= Instructions to follow =
Below are some records; repeat them all exactly, minus the pictures.
====
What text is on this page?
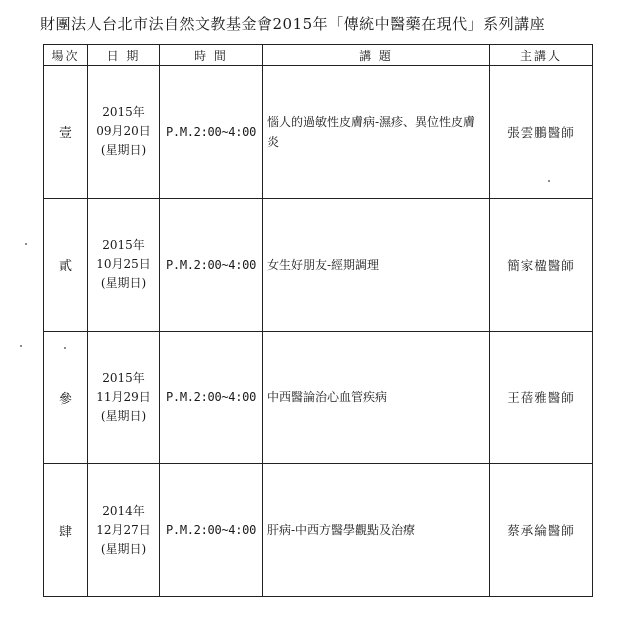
財團法人台北市法自然文教基金會2015年「傳統中醫藥在現代」系列講座
場次	日 期	時 間	講 題	主講人
壹	2015年
09月20日
(星期日)	P.M.2:00~4:00	惱人的過敏性皮膚病-濕疹、異位性皮膚炎	張雲鵬醫師
貳	2015年
10月25日
(星期日)	P.M.2:00~4:00	女生好朋友-經期調理	簡家楹醫師
參	2015年
11月29日
(星期日)	P.M.2:00~4:00	中西醫論治心血管疾病	王蓓雅醫師
肆	2014年
12月27日
(星期日)	P.M.2:00~4:00	肝病-中西方醫學觀點及治療	蔡承綸醫師
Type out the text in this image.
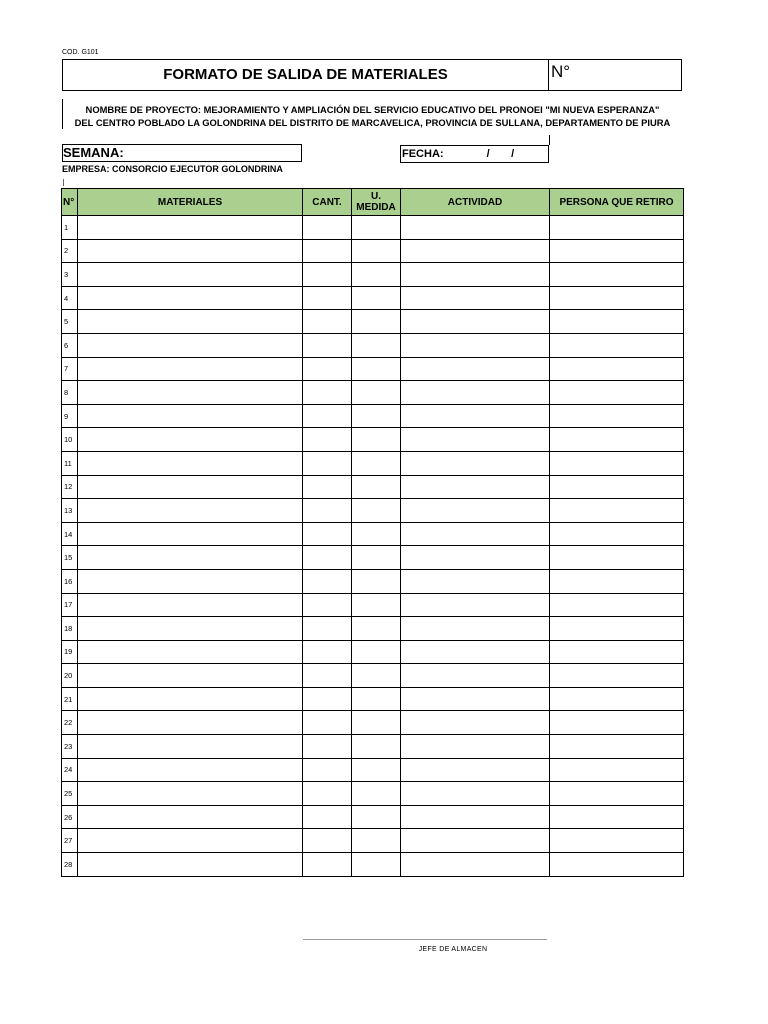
COD. G101
FORMATO DE SALIDA DE MATERIALES	N°
NOMBRE DE PROYECTO: MEJORAMIENTO Y AMPLIACIÓN DEL SERVICIO EDUCATIVO DEL PRONOEI "MI NUEVA ESPERANZA"
DEL CENTRO POBLADO LA GOLONDRINA DEL DISTRITO DE MARCAVELICA, PROVINCIA DE SULLANA, DEPARTAMENTO DE PIURA
SEMANA:	FECHA:	/       /
EMPRESA: CONSORCIO EJECUTOR GOLONDRINA
N°	MATERIALES	CANT.	U. MEDIDA	ACTIVIDAD	PERSONA QUE RETIRO
1					
2					
3					
4					
5					
6					
7					
8					
9					
10					
11					
12					
13					
14					
15					
16					
17					
18					
19					
20					
21					
22					
23					
24					
25					
26					
27					
28					
JEFE DE ALMACEN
====
= Task output =
What text is on this page?
財團法人台北市法自然文教基金會2015年「傳統中醫藥在現代」系列講座
場次	日 期	時 間	講 題	主講人
壹	2015年
09月20日
(星期日)	P.M.2:00~4:00	惱人的過敏性皮膚病-濕疹、異位性皮膚炎	張雲鵬醫師
貳	2015年
10月25日
(星期日)	P.M.2:00~4:00	女生好朋友-經期調理	簡家楹醫師
參	2015年
11月29日
(星期日)	P.M.2:00~4:00	中西醫論治心血管疾病	王蓓雅醫師
肆	2014年
12月27日
(星期日)	P.M.2:00~4:00	肝病-中西方醫學觀點及治療	蔡承綸醫師
Type out the text in this image.
COD. G101
FORMATO DE SALIDA DE MATERIALES	N°
NOMBRE DE PROYECTO: MEJORAMIENTO Y AMPLIACIÓN DEL SERVICIO EDUCATIVO DEL PRONOEI "MI NUEVA ESPERANZA"
DEL CENTRO POBLADO LA GOLONDRINA DEL DISTRITO DE MARCAVELICA, PROVINCIA DE SULLANA, DEPARTAMENTO DE PIURA
SEMANA:	FECHA:	/       /
EMPRESA: CONSORCIO EJECUTOR GOLONDRINA
N°	MATERIALES	CANT.	U. MEDIDA	ACTIVIDAD	PERSONA QUE RETIRO
1					
2					
3					
4					
5					
6					
7					
8					
9					
10					
11					
12					
13					
14					
15					
16					
17					
18					
19					
20					
21					
22					
23					
24					
25					
26					
27					
28					
JEFE DE ALMACEN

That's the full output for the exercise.